### THE PROBLEM
Images excluded, repeat each entry below exactly.

Extracted data entries:
.....

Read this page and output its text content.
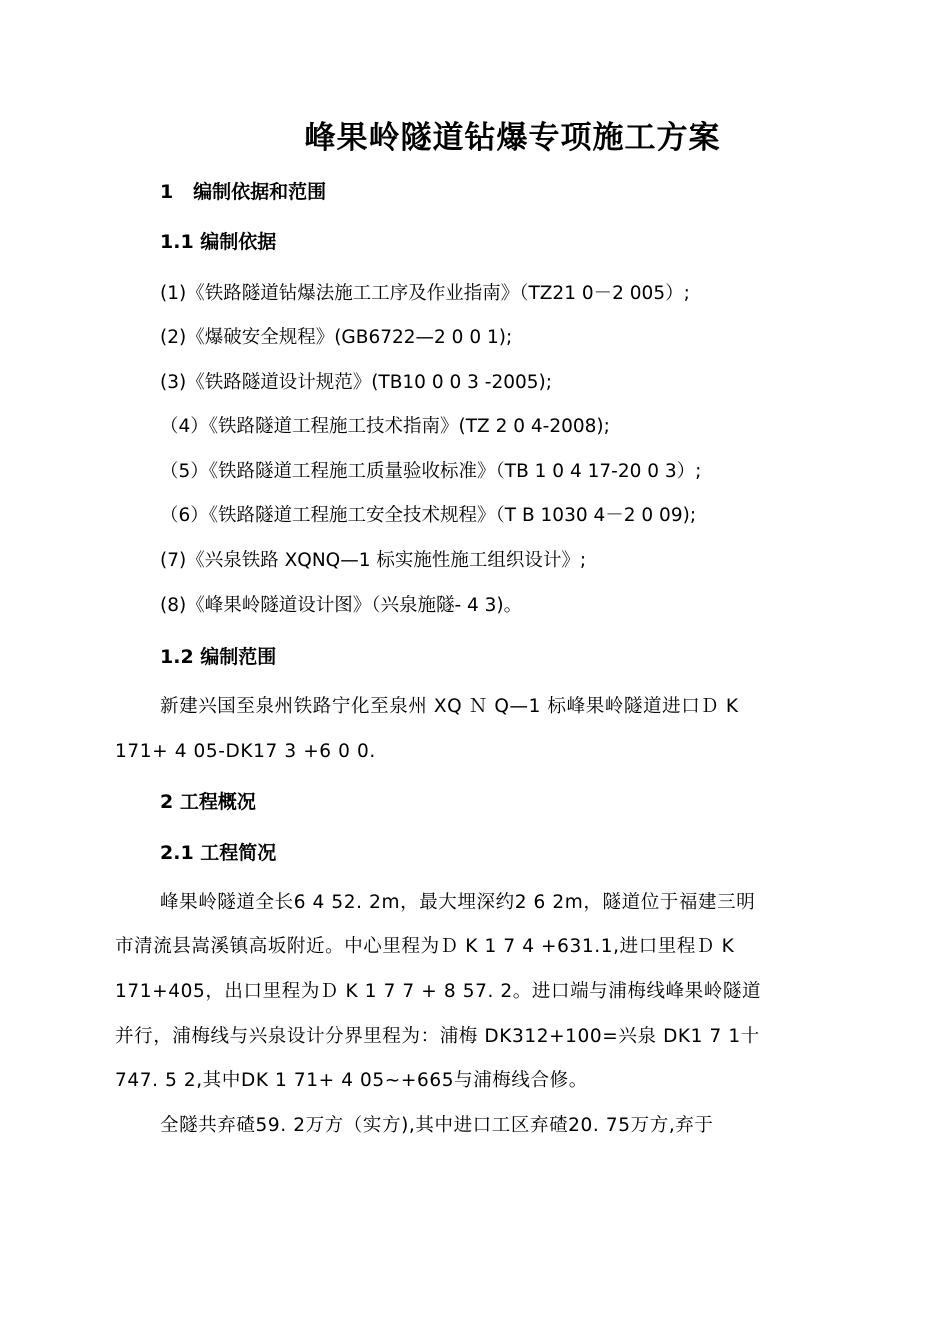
峰果岭隧道钻爆专项施工方案

1   编制依据和范围

1.1 编制依据

(1)《铁路隧道钻爆法施工工序及作业指南》（TZ21 0－2 005）;

(2)《爆破安全规程》(GB6722—2 0 0 1);

(3)《铁路隧道设计规范》(TB10 0 0 3 -2005);

（4）《铁路隧道工程施工技术指南》(TZ 2 0 4-2008);

（5）《铁路隧道工程施工质量验收标准》（TB 1 0 4 17-20 0 3）;

（6）《铁路隧道工程施工安全技术规程》（T B 1030 4－2 0 09);

(7)《兴泉铁路 XQNQ—1 标实施性施工组织设计》;

(8)《峰果岭隧道设计图》（兴泉施隧- 4 3)。

1.2 编制范围

新建兴国至泉州铁路宁化至泉州 XQ Ｎ Q—1 标峰果岭隧道进口Ｄ K

171+ 4 05-DK17 3 +6 0 0.

2 工程概况

2.1 工程简况

峰果岭隧道全长6 4 52. 2m，最大埋深约2 6 2m，隧道位于福建三明

市清流县嵩溪镇高坂附近。中心里程为Ｄ K 1 7 4 +631.1,进口里程Ｄ K

171+405，出口里程为Ｄ K 1 7 7 + 8 57. 2。进口端与浦梅线峰果岭隧道

并行，浦梅线与兴泉设计分界里程为：浦梅 DK312+100=兴泉 DK1 7 1十

747. 5 2,其中DK 1 71+ 4 05~+665与浦梅线合修。

全隧共弃碴59. 2万方（实方),其中进口工区弃碴20. 75万方,弃于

.....

### WRITTEN SOLUTION
Read this page and output its text content.
峰果岭隧道钻爆专项施工方案

1   编制依据和范围

1.1 编制依据

(1)《铁路隧道钻爆法施工工序及作业指南》（TZ21 0－2 005）;

(2)《爆破安全规程》(GB6722—2 0 0 1);

(3)《铁路隧道设计规范》(TB10 0 0 3 -2005);

（4）《铁路隧道工程施工技术指南》(TZ 2 0 4-2008);

（5）《铁路隧道工程施工质量验收标准》（TB 1 0 4 17-20 0 3）;

（6）《铁路隧道工程施工安全技术规程》（T B 1030 4－2 0 09);

(7)《兴泉铁路 XQNQ—1 标实施性施工组织设计》;

(8)《峰果岭隧道设计图》（兴泉施隧- 4 3)。

1.2 编制范围

新建兴国至泉州铁路宁化至泉州 XQ Ｎ Q—1 标峰果岭隧道进口Ｄ K

171+ 4 05-DK17 3 +6 0 0.

2 工程概况

2.1 工程简况

峰果岭隧道全长6 4 52. 2m，最大埋深约2 6 2m，隧道位于福建三明

市清流县嵩溪镇高坂附近。中心里程为Ｄ K 1 7 4 +631.1,进口里程Ｄ K

171+405，出口里程为Ｄ K 1 7 7 + 8 57. 2。进口端与浦梅线峰果岭隧道

并行，浦梅线与兴泉设计分界里程为：浦梅 DK312+100=兴泉 DK1 7 1十

747. 5 2,其中DK 1 71+ 4 05~+665与浦梅线合修。

全隧共弃碴59. 2万方（实方),其中进口工区弃碴20. 75万方,弃于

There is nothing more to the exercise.